- **INPUT ROWS**:
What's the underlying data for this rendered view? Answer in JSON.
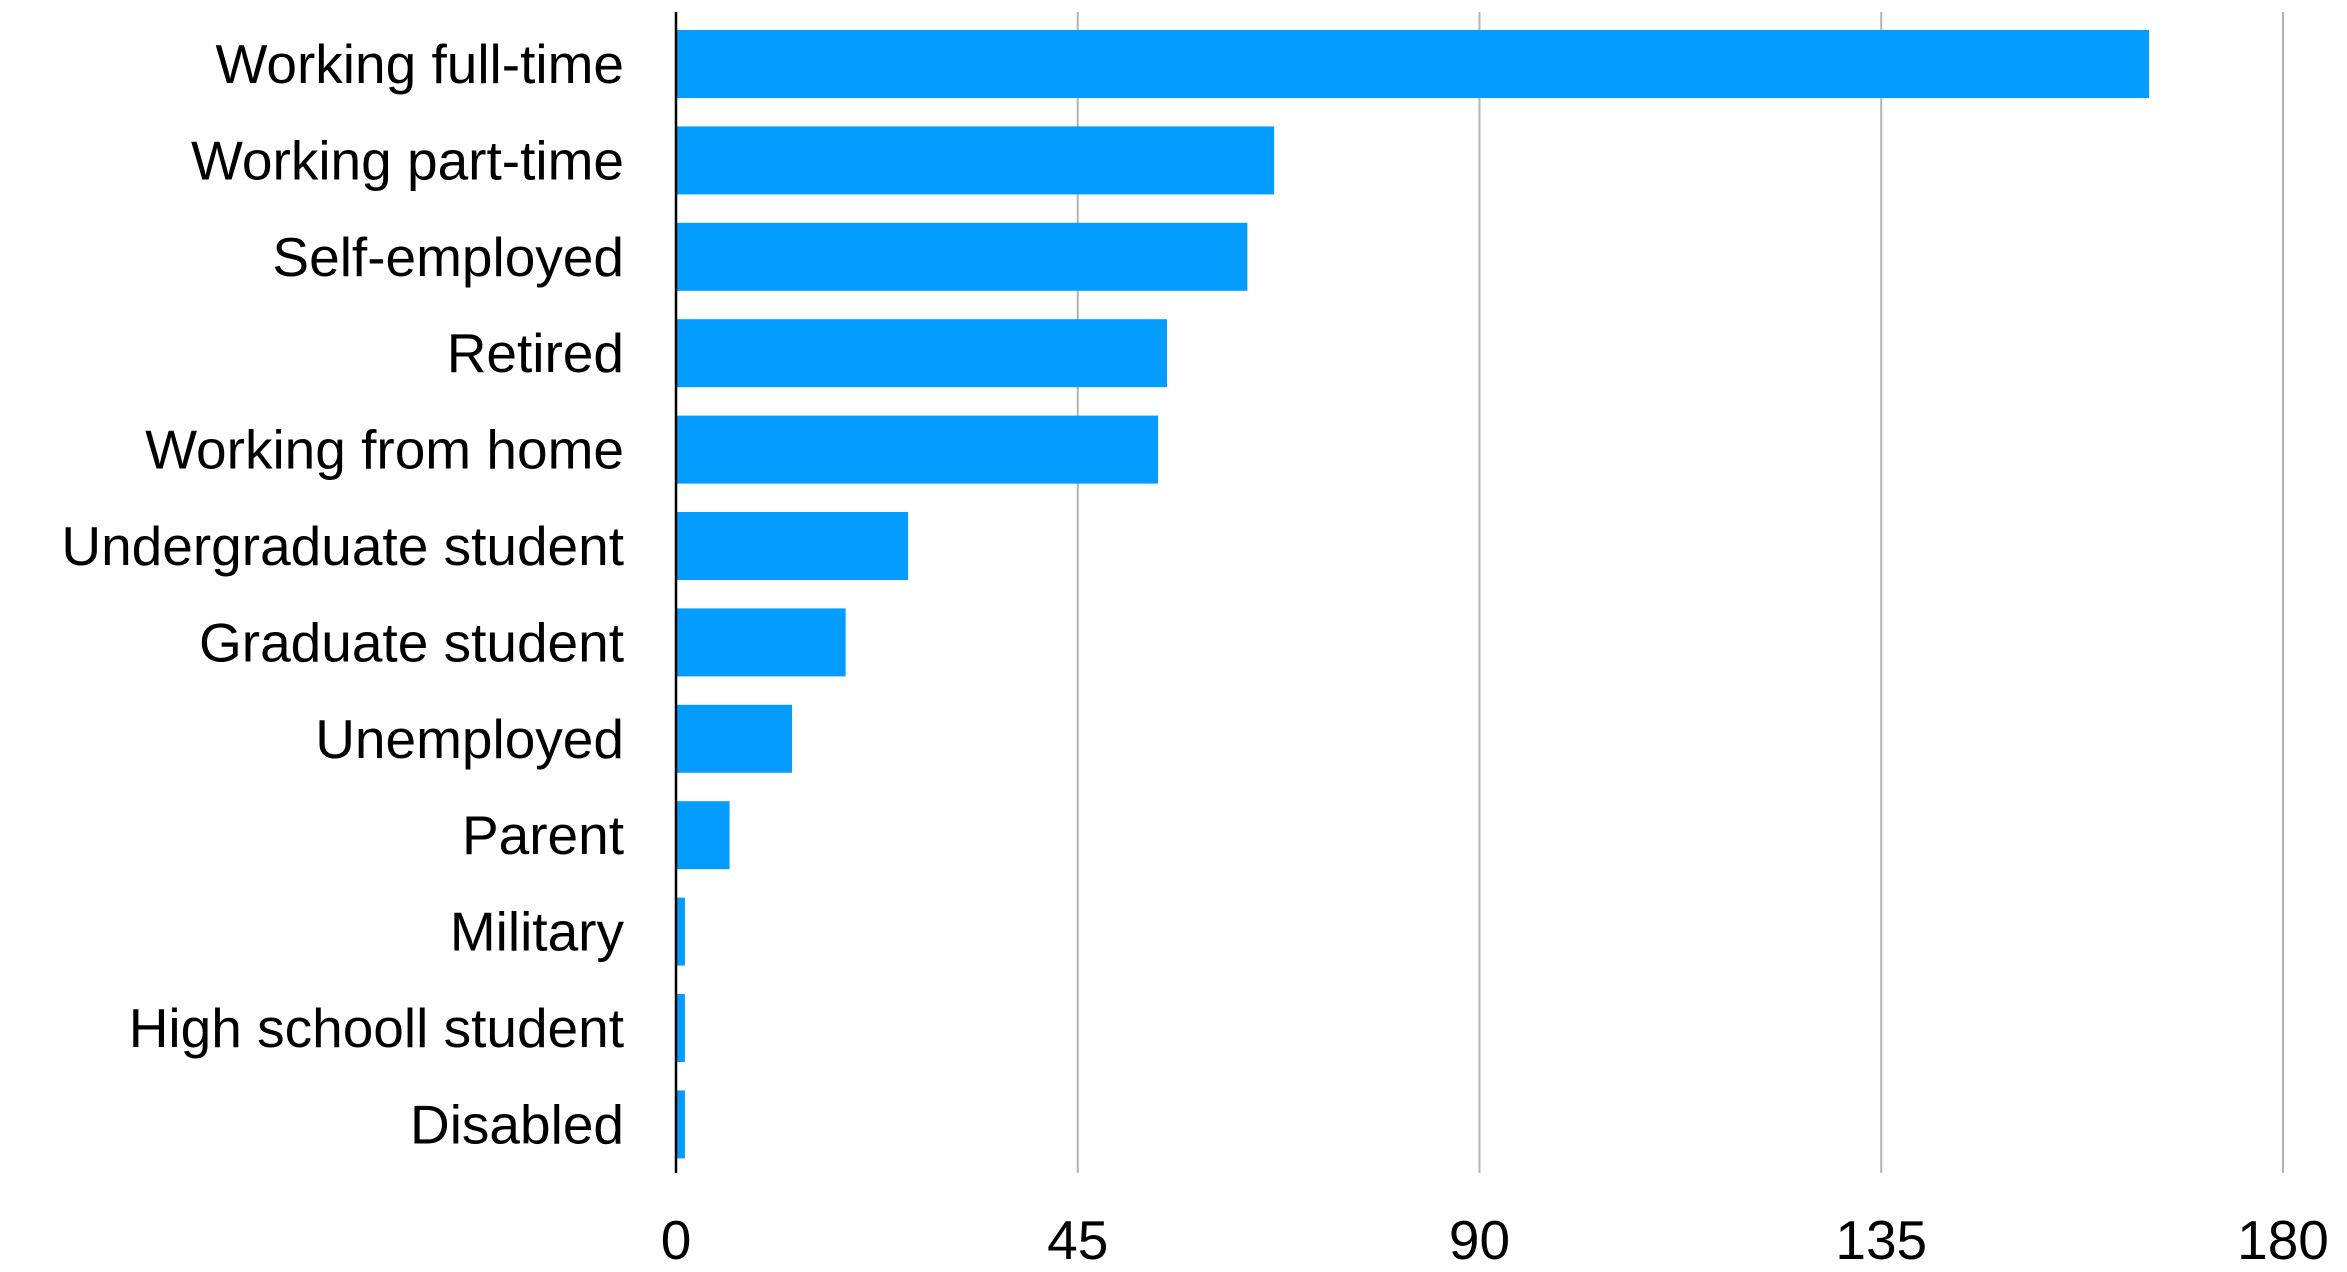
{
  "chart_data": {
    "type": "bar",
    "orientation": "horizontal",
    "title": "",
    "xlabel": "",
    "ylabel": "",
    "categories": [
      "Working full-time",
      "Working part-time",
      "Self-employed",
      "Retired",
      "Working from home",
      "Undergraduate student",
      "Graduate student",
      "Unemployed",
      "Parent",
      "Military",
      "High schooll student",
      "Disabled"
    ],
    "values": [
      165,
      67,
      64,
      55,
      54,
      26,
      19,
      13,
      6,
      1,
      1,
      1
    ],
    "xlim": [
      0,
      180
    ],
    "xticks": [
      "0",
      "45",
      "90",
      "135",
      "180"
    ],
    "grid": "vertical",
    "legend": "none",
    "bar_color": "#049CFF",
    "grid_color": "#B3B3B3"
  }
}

- **TASK TO COMPLETE**: Leave out the pictures and reproduce the rest of the listing exactly.

- **SOLUTION TO THIS PROBLEM**:
What's the underlying data for this rendered view? Answer in JSON.
{
  "chart_data": {
    "type": "bar",
    "orientation": "horizontal",
    "title": "",
    "xlabel": "",
    "ylabel": "",
    "categories": [
      "Working full-time",
      "Working part-time",
      "Self-employed",
      "Retired",
      "Working from home",
      "Undergraduate student",
      "Graduate student",
      "Unemployed",
      "Parent",
      "Military",
      "High schooll student",
      "Disabled"
    ],
    "values": [
      165,
      67,
      64,
      55,
      54,
      26,
      19,
      13,
      6,
      1,
      1,
      1
    ],
    "xlim": [
      0,
      180
    ],
    "xticks": [
      "0",
      "45",
      "90",
      "135",
      "180"
    ],
    "grid": "vertical",
    "legend": "none",
    "bar_color": "#049CFF",
    "grid_color": "#B3B3B3"
  }
}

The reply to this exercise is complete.